## Set problem
In the entries below, count every line with the string "subordinating". State the count and nothing else.

— START —

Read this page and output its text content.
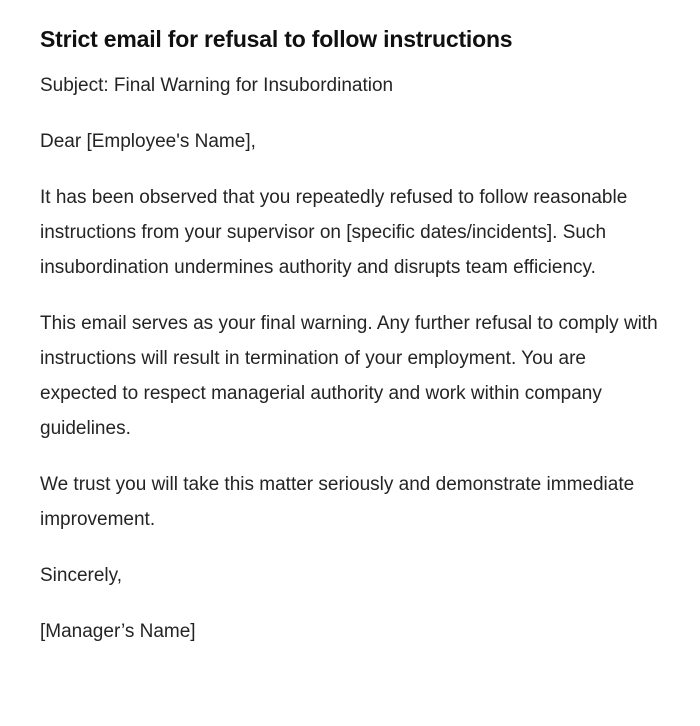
Strict email for refusal to follow instructions

Subject: Final Warning for Insubordination

Dear [Employee's Name],

It has been observed that you repeatedly refused to follow reasonable instructions from your supervisor on [specific dates/incidents]. Such insubordination undermines authority and disrupts team efficiency.

This email serves as your final warning. Any further refusal to comply with instructions will result in termination of your employment. You are expected to respect managerial authority and work within company guidelines.

We trust you will take this matter seriously and demonstrate immediate improvement.

Sincerely,

[Manager’s Name]
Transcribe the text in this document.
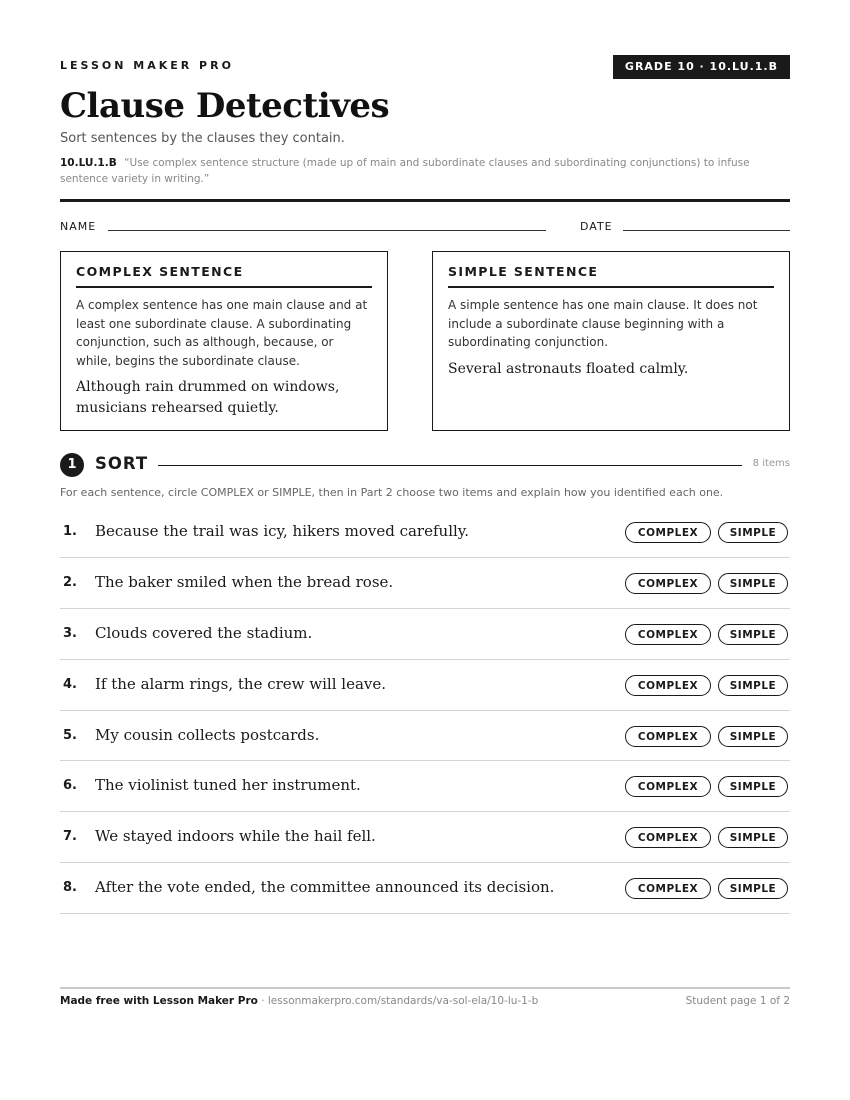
LESSON MAKER PRO	GRADE 10 · 10.LU.1.B
Clause Detectives
Sort sentences by the clauses they contain.
10.LU.1.B “Use complex sentence structure (made up of main and subordinate clauses and subordinating conjunctions) to infuse sentence variety in writing.”
NAME	DATE
COMPLEX SENTENCE
A complex sentence has one main clause and at least one subordinate clause. A subordinating conjunction, such as although, because, or while, begins the subordinate clause.
Although rain drummed on windows, musicians rehearsed quietly.
SIMPLE SENTENCE
A simple sentence has one main clause. It does not include a subordinate clause beginning with a subordinating conjunction.
Several astronauts floated calmly.
1	SORT	8 items
For each sentence, circle COMPLEX or SIMPLE, then in Part 2 choose two items and explain how you identified each one.
1. Because the trail was icy, hikers moved carefully.	COMPLEX	SIMPLE
2. The baker smiled when the bread rose.	COMPLEX	SIMPLE
3. Clouds covered the stadium.	COMPLEX	SIMPLE
4. If the alarm rings, the crew will leave.	COMPLEX	SIMPLE
5. My cousin collects postcards.	COMPLEX	SIMPLE
6. The violinist tuned her instrument.	COMPLEX	SIMPLE
7. We stayed indoors while the hail fell.	COMPLEX	SIMPLE
8. After the vote ended, the committee announced its decision.	COMPLEX	SIMPLE
Made free with Lesson Maker Pro · lessonmakerpro.com/standards/va-sol-ela/10-lu-1-b	Student page 1 of 2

— END —

## Reply to the task
3